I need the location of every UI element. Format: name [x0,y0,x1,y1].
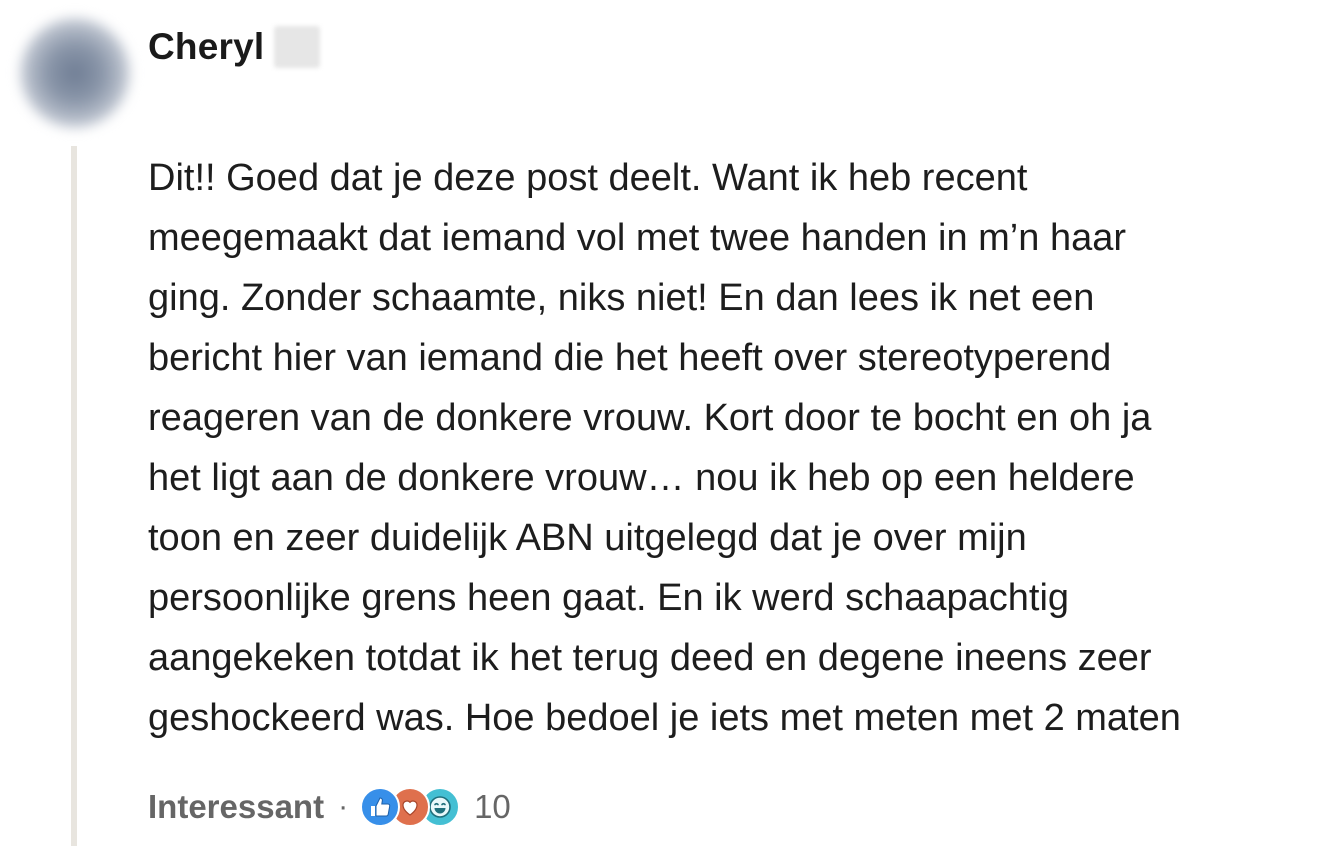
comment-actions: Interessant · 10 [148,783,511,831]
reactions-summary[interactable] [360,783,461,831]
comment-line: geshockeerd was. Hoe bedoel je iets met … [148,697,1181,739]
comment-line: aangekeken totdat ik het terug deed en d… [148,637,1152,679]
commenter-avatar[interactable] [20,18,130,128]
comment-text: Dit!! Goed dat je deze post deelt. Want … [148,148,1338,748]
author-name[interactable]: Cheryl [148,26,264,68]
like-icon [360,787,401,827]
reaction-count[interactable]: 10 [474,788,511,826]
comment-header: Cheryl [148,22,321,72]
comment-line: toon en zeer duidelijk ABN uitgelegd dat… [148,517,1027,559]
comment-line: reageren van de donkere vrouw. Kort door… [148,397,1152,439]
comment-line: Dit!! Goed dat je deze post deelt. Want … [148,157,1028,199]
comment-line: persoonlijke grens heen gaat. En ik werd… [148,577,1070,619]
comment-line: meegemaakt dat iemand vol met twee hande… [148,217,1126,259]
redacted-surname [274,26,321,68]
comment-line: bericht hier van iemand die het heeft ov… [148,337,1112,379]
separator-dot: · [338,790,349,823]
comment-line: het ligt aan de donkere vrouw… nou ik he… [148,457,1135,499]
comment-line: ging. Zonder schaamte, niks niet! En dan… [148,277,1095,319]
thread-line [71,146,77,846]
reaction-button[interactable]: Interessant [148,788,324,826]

########################################

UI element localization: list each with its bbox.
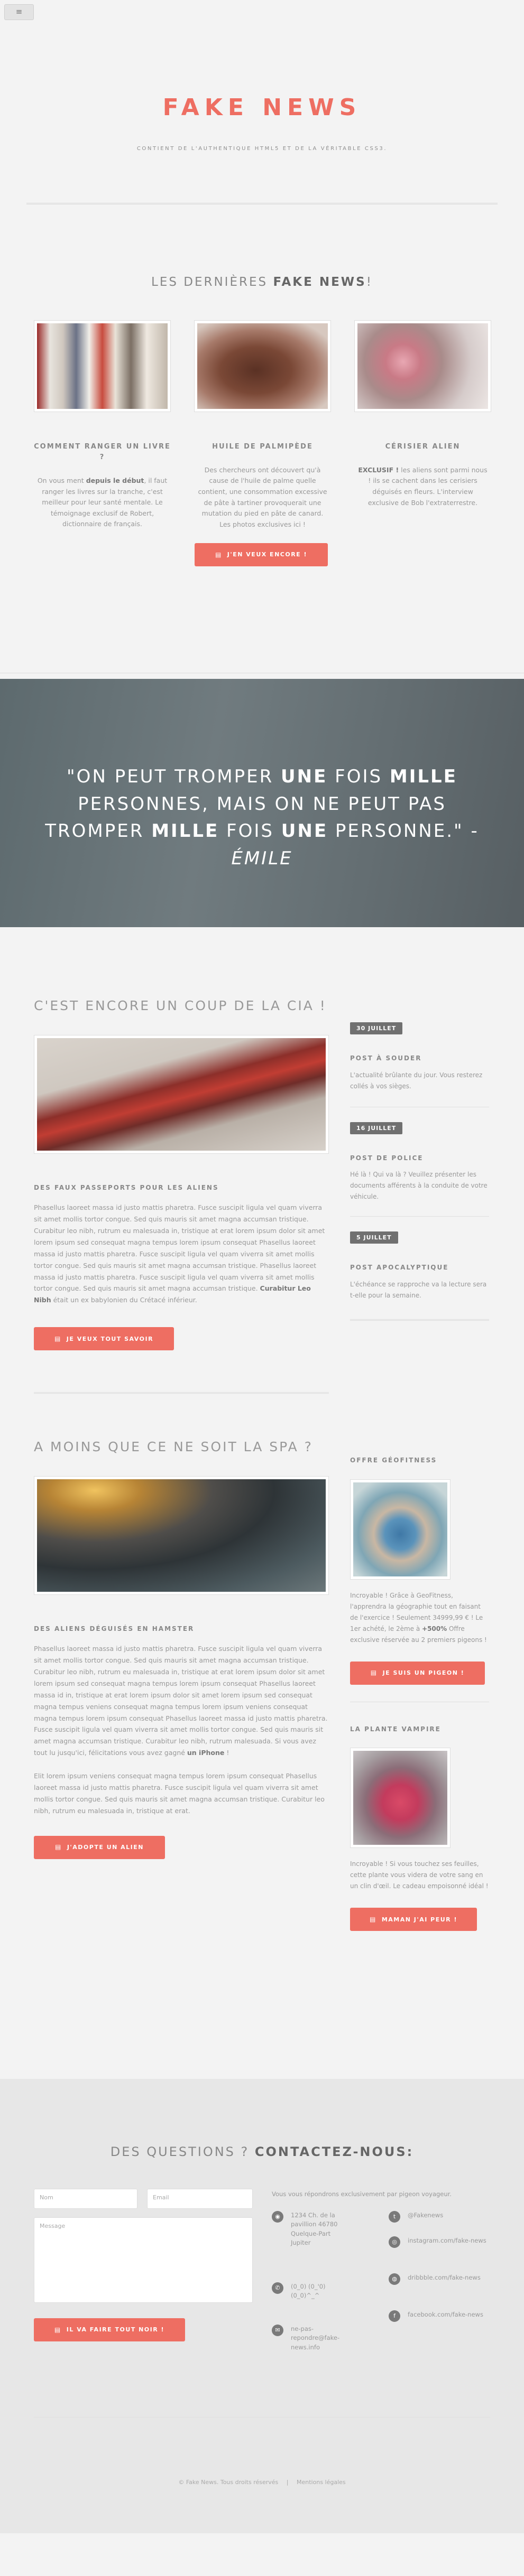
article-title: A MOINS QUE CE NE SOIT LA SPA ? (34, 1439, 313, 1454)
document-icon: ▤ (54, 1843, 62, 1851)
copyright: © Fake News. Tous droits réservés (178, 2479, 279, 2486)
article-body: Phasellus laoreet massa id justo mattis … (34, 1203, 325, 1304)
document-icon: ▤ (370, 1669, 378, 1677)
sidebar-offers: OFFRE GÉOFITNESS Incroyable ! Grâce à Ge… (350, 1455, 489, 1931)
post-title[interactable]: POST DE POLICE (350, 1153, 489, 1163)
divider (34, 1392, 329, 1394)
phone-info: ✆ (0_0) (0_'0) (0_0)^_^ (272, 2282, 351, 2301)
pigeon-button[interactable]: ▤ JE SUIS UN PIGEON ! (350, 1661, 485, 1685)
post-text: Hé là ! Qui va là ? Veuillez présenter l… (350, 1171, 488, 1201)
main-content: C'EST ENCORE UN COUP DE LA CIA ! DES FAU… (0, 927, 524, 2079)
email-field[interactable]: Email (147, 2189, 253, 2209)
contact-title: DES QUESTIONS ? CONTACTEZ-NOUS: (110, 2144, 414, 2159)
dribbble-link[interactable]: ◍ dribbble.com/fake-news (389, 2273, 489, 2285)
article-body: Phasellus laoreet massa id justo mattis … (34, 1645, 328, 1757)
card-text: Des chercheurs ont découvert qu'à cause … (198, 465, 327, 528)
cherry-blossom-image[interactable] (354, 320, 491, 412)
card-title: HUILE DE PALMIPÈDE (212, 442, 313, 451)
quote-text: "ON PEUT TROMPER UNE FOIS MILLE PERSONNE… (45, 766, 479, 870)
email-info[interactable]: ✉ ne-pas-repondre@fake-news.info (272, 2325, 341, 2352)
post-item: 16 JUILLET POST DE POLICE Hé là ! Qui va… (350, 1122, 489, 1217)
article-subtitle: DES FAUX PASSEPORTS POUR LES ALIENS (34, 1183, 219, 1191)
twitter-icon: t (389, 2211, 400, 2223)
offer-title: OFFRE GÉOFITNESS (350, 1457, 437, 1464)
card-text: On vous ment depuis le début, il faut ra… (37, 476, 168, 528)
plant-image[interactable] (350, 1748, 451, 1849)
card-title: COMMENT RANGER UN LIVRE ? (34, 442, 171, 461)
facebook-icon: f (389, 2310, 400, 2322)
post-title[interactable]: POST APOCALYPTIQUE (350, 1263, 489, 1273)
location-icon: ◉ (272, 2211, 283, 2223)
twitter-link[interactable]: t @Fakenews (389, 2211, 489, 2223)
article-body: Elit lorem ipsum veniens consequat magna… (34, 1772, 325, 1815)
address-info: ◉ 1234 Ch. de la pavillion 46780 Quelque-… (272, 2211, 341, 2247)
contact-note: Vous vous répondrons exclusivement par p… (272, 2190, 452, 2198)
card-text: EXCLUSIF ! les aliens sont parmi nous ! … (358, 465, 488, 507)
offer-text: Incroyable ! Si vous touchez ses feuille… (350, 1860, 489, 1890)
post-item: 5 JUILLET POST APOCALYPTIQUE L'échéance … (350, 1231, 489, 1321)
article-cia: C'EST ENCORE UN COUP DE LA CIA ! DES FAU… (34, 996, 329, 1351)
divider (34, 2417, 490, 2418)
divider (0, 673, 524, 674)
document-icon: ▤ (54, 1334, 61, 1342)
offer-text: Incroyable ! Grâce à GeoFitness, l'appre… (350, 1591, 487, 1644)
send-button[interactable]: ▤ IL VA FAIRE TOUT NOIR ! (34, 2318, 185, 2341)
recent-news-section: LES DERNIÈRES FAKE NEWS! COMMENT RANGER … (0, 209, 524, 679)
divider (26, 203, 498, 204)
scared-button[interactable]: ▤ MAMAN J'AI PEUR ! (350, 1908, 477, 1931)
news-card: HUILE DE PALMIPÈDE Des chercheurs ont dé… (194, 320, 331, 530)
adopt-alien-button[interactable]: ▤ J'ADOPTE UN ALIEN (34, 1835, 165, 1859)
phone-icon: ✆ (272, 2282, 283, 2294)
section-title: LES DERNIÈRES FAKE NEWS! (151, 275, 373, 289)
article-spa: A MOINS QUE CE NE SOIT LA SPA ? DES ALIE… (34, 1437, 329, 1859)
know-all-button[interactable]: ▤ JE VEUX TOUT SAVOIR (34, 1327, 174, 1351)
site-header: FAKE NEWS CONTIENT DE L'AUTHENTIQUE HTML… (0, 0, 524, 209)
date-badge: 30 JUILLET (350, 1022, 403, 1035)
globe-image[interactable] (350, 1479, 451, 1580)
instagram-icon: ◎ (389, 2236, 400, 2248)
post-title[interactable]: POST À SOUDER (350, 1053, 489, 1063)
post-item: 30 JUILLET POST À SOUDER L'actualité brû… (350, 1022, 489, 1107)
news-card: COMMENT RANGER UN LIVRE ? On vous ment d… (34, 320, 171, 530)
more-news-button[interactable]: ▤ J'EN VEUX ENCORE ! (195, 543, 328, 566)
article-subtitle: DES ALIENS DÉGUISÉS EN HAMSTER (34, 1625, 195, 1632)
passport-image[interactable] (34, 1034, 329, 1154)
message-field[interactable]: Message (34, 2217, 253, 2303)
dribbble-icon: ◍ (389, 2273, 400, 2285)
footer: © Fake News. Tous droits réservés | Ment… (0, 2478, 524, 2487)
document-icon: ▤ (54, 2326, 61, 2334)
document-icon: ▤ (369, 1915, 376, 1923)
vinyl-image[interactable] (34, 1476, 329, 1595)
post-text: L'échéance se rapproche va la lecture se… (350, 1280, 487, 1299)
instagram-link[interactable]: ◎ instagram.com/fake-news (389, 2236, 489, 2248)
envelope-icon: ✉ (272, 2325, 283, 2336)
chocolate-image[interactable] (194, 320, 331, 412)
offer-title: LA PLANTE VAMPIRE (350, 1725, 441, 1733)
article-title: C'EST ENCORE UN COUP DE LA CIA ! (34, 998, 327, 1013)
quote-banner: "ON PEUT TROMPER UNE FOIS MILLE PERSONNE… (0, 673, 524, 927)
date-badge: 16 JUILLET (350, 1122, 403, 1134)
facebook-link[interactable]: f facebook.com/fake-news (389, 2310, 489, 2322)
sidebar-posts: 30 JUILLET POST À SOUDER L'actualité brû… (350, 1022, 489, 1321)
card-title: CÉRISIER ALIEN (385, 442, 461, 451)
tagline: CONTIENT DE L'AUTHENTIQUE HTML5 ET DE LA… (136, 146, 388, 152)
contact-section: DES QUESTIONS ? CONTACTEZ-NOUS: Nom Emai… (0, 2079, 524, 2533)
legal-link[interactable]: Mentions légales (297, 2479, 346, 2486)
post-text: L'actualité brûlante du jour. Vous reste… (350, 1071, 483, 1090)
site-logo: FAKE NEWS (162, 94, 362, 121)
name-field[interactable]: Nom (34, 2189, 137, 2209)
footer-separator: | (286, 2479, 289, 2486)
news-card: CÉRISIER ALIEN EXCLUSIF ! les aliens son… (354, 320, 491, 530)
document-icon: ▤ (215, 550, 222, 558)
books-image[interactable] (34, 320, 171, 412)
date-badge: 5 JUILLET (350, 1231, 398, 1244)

########################################

## SET TASK
Reproduce word for word the lines of the records, beginning at the line that contains "comment-actions: Interessant ·" and stopping after the line that contains "reaction-count[interactable]: 10 [474,788,511,826]".

## SOLUTION TO THE EXERCISE
comment-actions: Interessant · 10 [148,783,511,831]
reactions-summary[interactable] [360,783,461,831]
comment-line: geshockeerd was. Hoe bedoel je iets met … [148,697,1181,739]
comment-line: aangekeken totdat ik het terug deed en d… [148,637,1152,679]
commenter-avatar[interactable] [20,18,130,128]
comment-text: Dit!! Goed dat je deze post deelt. Want … [148,148,1338,748]
author-name[interactable]: Cheryl [148,26,264,68]
like-icon [360,787,401,827]
reaction-count[interactable]: 10 [474,788,511,826]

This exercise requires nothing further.